**Task to complete**
Repeat, without any change, the entries presented below.

**Dataset entries**
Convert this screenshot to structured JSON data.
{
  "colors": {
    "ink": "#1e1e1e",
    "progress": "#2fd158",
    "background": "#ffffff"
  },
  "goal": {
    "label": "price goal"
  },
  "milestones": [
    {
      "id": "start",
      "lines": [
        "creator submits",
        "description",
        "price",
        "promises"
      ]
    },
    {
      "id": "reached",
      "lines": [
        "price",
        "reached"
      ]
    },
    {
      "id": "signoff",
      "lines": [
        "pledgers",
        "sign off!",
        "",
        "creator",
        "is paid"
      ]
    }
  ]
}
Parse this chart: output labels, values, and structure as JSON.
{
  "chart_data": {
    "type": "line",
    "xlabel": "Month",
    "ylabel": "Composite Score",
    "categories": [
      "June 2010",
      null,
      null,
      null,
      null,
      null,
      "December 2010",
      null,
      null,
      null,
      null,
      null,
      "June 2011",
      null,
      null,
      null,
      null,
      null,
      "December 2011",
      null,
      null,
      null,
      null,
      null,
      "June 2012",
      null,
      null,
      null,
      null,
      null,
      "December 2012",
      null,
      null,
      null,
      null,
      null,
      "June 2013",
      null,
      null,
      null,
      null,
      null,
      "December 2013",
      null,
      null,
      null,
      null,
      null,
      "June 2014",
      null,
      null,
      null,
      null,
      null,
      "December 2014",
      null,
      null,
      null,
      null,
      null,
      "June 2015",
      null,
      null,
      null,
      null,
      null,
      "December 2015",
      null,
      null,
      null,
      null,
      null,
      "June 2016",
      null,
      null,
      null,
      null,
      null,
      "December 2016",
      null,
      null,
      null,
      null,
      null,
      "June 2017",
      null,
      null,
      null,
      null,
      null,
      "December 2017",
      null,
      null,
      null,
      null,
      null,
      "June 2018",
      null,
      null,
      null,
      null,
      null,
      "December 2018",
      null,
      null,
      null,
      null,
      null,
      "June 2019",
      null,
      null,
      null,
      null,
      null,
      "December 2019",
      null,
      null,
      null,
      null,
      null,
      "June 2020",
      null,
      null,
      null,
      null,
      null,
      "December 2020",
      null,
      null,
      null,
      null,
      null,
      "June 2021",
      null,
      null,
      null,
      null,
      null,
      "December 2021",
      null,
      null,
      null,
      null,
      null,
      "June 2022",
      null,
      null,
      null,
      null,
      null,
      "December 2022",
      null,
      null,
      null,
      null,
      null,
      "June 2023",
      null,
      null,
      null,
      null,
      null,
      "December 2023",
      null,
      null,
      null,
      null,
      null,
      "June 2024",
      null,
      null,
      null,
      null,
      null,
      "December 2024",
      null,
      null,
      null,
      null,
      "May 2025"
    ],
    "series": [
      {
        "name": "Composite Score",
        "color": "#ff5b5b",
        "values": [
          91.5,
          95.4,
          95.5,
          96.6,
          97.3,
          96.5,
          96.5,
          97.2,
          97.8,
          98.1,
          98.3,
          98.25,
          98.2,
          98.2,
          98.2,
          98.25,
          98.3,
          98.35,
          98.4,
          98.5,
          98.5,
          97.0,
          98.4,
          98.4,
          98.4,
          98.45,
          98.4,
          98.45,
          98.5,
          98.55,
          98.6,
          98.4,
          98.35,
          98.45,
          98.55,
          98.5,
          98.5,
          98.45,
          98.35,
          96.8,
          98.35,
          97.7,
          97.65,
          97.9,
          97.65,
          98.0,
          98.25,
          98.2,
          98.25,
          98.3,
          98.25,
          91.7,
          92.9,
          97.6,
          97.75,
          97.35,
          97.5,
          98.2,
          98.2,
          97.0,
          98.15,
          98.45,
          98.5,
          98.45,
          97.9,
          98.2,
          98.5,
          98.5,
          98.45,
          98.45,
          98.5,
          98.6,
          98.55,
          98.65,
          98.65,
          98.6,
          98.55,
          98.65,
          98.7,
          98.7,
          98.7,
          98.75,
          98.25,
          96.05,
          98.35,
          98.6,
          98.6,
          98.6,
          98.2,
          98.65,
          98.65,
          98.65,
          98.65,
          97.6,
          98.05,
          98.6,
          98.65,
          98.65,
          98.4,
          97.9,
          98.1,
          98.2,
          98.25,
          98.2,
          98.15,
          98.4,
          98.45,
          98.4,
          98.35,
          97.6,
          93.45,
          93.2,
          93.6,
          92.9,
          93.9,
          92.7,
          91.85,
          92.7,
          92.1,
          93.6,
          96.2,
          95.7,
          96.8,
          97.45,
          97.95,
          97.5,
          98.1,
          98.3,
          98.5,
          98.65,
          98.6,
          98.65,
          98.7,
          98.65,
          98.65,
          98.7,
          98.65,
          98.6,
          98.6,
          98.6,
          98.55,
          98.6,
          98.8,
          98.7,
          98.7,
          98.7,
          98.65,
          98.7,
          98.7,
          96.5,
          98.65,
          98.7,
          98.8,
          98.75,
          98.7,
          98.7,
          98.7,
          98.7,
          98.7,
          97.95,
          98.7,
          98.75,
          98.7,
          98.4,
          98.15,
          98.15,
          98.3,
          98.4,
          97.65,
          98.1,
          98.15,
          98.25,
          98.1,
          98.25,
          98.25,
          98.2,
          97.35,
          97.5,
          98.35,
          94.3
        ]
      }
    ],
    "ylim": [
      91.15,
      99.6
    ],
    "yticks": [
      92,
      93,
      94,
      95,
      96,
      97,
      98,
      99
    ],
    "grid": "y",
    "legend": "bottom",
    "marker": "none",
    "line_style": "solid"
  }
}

**Response to this task**
Convert this screenshot to structured JSON data.
{
  "colors": {
    "ink": "#1e1e1e",
    "progress": "#2fd158",
    "background": "#ffffff"
  },
  "goal": {
    "label": "price goal"
  },
  "milestones": [
    {
      "id": "start",
      "lines": [
        "creator submits",
        "description",
        "price",
        "promises"
      ]
    },
    {
      "id": "reached",
      "lines": [
        "price",
        "reached"
      ]
    },
    {
      "id": "signoff",
      "lines": [
        "pledgers",
        "sign off!",
        "",
        "creator",
        "is paid"
      ]
    }
  ]
}
Parse this chart: output labels, values, and structure as JSON.
{
  "chart_data": {
    "type": "line",
    "xlabel": "Month",
    "ylabel": "Composite Score",
    "categories": [
      "June 2010",
      null,
      null,
      null,
      null,
      null,
      "December 2010",
      null,
      null,
      null,
      null,
      null,
      "June 2011",
      null,
      null,
      null,
      null,
      null,
      "December 2011",
      null,
      null,
      null,
      null,
      null,
      "June 2012",
      null,
      null,
      null,
      null,
      null,
      "December 2012",
      null,
      null,
      null,
      null,
      null,
      "June 2013",
      null,
      null,
      null,
      null,
      null,
      "December 2013",
      null,
      null,
      null,
      null,
      null,
      "June 2014",
      null,
      null,
      null,
      null,
      null,
      "December 2014",
      null,
      null,
      null,
      null,
      null,
      "June 2015",
      null,
      null,
      null,
      null,
      null,
      "December 2015",
      null,
      null,
      null,
      null,
      null,
      "June 2016",
      null,
      null,
      null,
      null,
      null,
      "December 2016",
      null,
      null,
      null,
      null,
      null,
      "June 2017",
      null,
      null,
      null,
      null,
      null,
      "December 2017",
      null,
      null,
      null,
      null,
      null,
      "June 2018",
      null,
      null,
      null,
      null,
      null,
      "December 2018",
      null,
      null,
      null,
      null,
      null,
      "June 2019",
      null,
      null,
      null,
      null,
      null,
      "December 2019",
      null,
      null,
      null,
      null,
      null,
      "June 2020",
      null,
      null,
      null,
      null,
      null,
      "December 2020",
      null,
      null,
      null,
      null,
      null,
      "June 2021",
      null,
      null,
      null,
      null,
      null,
      "December 2021",
      null,
      null,
      null,
      null,
      null,
      "June 2022",
      null,
      null,
      null,
      null,
      null,
      "December 2022",
      null,
      null,
      null,
      null,
      null,
      "June 2023",
      null,
      null,
      null,
      null,
      null,
      "December 2023",
      null,
      null,
      null,
      null,
      null,
      "June 2024",
      null,
      null,
      null,
      null,
      null,
      "December 2024",
      null,
      null,
      null,
      null,
      "May 2025"
    ],
    "series": [
      {
        "name": "Composite Score",
        "color": "#ff5b5b",
        "values": [
          91.5,
          95.4,
          95.5,
          96.6,
          97.3,
          96.5,
          96.5,
          97.2,
          97.8,
          98.1,
          98.3,
          98.25,
          98.2,
          98.2,
          98.2,
          98.25,
          98.3,
          98.35,
          98.4,
          98.5,
          98.5,
          97.0,
          98.4,
          98.4,
          98.4,
          98.45,
          98.4,
          98.45,
          98.5,
          98.55,
          98.6,
          98.4,
          98.35,
          98.45,
          98.55,
          98.5,
          98.5,
          98.45,
          98.35,
          96.8,
          98.35,
          97.7,
          97.65,
          97.9,
          97.65,
          98.0,
          98.25,
          98.2,
          98.25,
          98.3,
          98.25,
          91.7,
          92.9,
          97.6,
          97.75,
          97.35,
          97.5,
          98.2,
          98.2,
          97.0,
          98.15,
          98.45,
          98.5,
          98.45,
          97.9,
          98.2,
          98.5,
          98.5,
          98.45,
          98.45,
          98.5,
          98.6,
          98.55,
          98.65,
          98.65,
          98.6,
          98.55,
          98.65,
          98.7,
          98.7,
          98.7,
          98.75,
          98.25,
          96.05,
          98.35,
          98.6,
          98.6,
          98.6,
          98.2,
          98.65,
          98.65,
          98.65,
          98.65,
          97.6,
          98.05,
          98.6,
          98.65,
          98.65,
          98.4,
          97.9,
          98.1,
          98.2,
          98.25,
          98.2,
          98.15,
          98.4,
          98.45,
          98.4,
          98.35,
          97.6,
          93.45,
          93.2,
          93.6,
          92.9,
          93.9,
          92.7,
          91.85,
          92.7,
          92.1,
          93.6,
          96.2,
          95.7,
          96.8,
          97.45,
          97.95,
          97.5,
          98.1,
          98.3,
          98.5,
          98.65,
          98.6,
          98.65,
          98.7,
          98.65,
          98.65,
          98.7,
          98.65,
          98.6,
          98.6,
          98.6,
          98.55,
          98.6,
          98.8,
          98.7,
          98.7,
          98.7,
          98.65,
          98.7,
          98.7,
          96.5,
          98.65,
          98.7,
          98.8,
          98.75,
          98.7,
          98.7,
          98.7,
          98.7,
          98.7,
          97.95,
          98.7,
          98.75,
          98.7,
          98.4,
          98.15,
          98.15,
          98.3,
          98.4,
          97.65,
          98.1,
          98.15,
          98.25,
          98.1,
          98.25,
          98.25,
          98.2,
          97.35,
          97.5,
          98.35,
          94.3
        ]
      }
    ],
    "ylim": [
      91.15,
      99.6
    ],
    "yticks": [
      92,
      93,
      94,
      95,
      96,
      97,
      98,
      99
    ],
    "grid": "y",
    "legend": "bottom",
    "marker": "none",
    "line_style": "solid"
  }
}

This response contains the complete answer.